Available data below:

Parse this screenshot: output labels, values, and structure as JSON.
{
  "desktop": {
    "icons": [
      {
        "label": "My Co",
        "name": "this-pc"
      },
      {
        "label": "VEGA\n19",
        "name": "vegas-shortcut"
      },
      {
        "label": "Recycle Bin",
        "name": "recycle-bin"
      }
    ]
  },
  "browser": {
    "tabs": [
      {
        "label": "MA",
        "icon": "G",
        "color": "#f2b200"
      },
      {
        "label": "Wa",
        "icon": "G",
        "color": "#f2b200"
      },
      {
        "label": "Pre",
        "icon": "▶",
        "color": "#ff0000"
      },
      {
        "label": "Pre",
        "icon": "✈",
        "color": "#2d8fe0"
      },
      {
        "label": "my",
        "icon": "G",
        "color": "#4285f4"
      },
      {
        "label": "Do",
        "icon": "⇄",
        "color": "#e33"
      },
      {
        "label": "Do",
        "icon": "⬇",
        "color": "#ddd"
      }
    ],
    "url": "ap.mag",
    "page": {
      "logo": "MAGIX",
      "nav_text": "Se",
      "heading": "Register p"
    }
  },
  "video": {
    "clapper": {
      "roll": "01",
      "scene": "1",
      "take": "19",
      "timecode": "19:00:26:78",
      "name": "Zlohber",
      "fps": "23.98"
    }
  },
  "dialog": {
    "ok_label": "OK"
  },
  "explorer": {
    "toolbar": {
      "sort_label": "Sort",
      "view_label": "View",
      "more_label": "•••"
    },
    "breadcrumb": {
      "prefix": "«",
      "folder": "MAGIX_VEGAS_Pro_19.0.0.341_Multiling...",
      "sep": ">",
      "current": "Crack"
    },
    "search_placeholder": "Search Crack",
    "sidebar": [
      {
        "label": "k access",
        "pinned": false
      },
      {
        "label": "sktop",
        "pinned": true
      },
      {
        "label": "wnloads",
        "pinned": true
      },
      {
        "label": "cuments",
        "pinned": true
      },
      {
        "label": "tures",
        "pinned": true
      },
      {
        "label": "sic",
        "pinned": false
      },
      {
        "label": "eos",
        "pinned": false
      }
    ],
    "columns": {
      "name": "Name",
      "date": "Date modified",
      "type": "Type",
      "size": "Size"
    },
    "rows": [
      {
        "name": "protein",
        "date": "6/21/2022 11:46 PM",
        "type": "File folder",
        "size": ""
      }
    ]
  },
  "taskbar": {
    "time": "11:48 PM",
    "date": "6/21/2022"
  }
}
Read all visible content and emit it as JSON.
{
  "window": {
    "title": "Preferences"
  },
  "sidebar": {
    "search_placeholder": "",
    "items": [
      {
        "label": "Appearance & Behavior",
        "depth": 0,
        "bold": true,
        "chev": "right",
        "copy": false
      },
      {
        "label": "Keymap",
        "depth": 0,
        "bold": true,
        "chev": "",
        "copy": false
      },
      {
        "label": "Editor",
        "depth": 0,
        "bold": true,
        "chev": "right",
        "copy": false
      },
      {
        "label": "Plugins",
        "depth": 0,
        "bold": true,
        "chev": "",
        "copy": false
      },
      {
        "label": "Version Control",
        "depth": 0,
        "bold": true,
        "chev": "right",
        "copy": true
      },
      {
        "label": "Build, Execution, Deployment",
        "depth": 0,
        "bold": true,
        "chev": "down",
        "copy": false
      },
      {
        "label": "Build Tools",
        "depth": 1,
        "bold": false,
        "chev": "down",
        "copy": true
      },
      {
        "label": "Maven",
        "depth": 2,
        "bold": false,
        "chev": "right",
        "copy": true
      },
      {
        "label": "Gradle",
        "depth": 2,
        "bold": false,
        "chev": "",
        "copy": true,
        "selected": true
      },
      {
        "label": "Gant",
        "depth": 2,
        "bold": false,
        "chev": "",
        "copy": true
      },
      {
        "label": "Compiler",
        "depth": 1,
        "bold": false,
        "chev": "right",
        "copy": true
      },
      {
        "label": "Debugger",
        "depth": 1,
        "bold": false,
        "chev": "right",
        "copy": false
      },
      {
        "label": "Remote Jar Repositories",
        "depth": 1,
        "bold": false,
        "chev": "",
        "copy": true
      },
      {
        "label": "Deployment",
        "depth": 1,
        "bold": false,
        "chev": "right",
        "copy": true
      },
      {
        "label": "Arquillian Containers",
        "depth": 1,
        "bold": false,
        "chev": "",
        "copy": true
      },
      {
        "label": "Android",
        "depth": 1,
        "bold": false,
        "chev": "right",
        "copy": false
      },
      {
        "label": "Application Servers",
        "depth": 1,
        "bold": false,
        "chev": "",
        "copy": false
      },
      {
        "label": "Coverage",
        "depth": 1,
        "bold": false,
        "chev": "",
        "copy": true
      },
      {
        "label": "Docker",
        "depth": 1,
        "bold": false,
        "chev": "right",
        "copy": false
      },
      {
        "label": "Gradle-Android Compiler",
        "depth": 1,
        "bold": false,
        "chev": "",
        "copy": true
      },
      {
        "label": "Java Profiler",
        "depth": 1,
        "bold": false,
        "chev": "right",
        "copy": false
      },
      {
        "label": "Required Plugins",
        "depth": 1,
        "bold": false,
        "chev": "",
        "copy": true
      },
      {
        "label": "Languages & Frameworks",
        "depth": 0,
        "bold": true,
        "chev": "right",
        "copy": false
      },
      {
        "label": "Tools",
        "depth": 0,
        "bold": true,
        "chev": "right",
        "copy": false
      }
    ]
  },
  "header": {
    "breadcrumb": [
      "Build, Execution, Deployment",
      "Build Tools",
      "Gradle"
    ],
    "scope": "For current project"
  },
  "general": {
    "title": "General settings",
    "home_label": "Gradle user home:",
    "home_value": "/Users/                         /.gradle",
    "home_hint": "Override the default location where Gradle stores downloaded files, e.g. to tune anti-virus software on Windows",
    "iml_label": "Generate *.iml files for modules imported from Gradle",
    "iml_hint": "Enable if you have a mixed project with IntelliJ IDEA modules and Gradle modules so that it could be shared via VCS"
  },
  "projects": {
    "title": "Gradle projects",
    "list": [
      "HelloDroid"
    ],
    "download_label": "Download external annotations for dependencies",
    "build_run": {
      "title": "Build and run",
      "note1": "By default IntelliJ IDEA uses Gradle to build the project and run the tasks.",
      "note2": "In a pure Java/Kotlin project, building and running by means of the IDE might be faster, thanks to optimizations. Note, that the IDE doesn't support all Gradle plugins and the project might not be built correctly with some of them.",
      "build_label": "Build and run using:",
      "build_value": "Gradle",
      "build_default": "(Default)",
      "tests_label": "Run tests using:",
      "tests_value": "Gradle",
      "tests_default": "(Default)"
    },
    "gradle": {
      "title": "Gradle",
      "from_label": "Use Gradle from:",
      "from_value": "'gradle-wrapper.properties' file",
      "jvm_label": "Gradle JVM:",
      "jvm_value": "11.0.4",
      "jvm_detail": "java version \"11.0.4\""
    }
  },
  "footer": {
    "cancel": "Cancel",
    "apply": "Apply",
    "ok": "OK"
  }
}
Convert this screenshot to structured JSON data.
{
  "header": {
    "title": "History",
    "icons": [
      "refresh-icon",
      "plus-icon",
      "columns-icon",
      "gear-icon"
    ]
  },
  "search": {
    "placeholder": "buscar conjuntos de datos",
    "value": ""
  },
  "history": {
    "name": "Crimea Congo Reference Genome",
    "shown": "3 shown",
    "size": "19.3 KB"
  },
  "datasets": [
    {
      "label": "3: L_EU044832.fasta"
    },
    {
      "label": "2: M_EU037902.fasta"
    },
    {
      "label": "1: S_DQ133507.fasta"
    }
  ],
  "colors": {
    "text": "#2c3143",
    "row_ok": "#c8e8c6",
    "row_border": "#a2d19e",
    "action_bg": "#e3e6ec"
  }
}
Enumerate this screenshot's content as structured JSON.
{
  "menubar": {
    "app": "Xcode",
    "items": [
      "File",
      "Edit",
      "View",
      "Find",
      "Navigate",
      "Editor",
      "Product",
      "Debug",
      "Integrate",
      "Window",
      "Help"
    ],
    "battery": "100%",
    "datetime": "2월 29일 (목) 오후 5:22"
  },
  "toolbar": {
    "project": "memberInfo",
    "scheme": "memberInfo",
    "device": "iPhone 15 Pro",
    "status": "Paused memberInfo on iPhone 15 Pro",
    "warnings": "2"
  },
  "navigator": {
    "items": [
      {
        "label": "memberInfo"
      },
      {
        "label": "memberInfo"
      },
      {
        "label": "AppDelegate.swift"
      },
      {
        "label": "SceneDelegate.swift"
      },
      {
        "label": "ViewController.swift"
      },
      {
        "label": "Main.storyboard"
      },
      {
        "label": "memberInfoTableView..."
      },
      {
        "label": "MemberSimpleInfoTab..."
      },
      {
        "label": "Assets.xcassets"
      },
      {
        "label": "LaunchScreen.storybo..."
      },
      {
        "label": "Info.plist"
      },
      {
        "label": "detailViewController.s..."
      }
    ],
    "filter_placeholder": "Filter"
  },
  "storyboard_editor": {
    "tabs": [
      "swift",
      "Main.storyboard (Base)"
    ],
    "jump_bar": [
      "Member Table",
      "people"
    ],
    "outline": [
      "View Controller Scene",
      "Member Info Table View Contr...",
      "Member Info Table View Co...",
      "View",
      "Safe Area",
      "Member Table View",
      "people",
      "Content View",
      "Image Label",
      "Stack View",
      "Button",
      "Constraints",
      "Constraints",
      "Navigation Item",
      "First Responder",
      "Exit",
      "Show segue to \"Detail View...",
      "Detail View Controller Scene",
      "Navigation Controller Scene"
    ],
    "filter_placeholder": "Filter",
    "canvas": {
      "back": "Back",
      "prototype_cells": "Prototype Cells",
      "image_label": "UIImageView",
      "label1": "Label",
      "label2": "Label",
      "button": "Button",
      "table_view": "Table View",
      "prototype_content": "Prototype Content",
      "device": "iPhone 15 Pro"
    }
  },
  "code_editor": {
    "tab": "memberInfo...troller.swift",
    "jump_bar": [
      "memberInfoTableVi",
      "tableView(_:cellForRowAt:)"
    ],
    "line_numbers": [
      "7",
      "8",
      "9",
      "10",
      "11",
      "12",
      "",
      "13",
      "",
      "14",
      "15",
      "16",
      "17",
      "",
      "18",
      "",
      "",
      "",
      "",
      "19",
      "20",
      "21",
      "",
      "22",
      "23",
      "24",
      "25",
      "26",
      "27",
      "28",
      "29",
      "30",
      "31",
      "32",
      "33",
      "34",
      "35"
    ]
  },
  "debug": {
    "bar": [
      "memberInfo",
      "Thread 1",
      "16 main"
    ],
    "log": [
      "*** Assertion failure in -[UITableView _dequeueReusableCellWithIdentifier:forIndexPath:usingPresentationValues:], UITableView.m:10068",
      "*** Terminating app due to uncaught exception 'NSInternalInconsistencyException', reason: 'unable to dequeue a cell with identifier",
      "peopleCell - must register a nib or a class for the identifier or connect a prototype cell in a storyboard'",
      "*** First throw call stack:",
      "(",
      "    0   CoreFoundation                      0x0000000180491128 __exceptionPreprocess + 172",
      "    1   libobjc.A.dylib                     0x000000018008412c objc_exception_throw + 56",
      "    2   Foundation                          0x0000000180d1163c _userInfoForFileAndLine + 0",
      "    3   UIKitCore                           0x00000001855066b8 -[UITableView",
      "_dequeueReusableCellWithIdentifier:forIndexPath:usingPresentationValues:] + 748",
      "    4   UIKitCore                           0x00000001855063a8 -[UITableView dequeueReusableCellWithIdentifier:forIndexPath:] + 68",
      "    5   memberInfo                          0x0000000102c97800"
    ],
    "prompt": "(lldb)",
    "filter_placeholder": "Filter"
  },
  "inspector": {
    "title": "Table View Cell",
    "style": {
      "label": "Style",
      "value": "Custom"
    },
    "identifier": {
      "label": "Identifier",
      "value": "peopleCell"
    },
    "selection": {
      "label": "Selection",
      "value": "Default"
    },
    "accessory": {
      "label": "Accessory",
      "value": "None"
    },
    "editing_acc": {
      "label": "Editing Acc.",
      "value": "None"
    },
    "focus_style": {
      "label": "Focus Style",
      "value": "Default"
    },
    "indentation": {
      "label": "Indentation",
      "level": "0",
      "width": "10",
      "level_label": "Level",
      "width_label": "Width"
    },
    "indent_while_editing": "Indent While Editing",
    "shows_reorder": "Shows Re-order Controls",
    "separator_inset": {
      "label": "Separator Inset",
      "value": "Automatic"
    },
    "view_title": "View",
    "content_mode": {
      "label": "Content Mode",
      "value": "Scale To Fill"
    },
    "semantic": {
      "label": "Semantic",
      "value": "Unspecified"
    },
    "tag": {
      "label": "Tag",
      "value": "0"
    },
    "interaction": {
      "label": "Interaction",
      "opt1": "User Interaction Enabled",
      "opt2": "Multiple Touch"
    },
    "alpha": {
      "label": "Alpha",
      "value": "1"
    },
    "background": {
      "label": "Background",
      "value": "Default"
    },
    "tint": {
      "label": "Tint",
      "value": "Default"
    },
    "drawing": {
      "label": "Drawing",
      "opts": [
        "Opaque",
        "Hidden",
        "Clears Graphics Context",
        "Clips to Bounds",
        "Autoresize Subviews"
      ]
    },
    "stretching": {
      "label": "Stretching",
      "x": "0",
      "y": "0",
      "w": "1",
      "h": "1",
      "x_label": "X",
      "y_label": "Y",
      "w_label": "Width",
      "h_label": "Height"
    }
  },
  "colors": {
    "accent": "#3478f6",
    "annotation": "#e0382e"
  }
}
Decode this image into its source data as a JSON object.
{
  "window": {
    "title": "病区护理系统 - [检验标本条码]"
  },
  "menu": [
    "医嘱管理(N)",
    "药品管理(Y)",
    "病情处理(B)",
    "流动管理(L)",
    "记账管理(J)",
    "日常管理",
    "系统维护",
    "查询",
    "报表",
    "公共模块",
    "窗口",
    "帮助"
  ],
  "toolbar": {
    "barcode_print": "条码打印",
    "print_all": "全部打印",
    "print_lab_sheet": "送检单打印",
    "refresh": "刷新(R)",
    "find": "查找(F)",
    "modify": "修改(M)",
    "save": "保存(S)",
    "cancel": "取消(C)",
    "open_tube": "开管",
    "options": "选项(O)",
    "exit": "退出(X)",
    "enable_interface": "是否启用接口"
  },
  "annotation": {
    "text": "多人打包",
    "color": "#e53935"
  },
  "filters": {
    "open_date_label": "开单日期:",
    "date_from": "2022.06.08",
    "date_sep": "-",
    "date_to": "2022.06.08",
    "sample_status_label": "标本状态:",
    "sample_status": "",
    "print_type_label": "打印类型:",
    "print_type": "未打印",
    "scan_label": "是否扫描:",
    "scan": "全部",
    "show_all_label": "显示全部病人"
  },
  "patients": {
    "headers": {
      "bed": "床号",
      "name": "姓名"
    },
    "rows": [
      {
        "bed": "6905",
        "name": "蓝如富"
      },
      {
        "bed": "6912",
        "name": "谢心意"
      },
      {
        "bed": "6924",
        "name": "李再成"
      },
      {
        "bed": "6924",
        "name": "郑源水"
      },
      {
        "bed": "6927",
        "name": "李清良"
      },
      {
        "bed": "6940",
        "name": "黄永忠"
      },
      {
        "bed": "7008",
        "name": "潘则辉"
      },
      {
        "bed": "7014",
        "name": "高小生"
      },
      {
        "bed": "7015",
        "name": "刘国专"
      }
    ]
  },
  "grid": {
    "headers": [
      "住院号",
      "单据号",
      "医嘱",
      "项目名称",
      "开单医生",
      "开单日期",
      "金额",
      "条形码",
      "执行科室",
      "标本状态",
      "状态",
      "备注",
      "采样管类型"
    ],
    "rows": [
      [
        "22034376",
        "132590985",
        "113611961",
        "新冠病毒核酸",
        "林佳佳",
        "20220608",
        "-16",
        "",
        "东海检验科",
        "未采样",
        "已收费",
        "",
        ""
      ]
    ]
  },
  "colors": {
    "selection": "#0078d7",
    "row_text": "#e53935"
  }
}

End of Available data.

Where a line in the records above contains the word "First", include it in the count; state the total and nothing more.

◆ **Answer to this task**:
2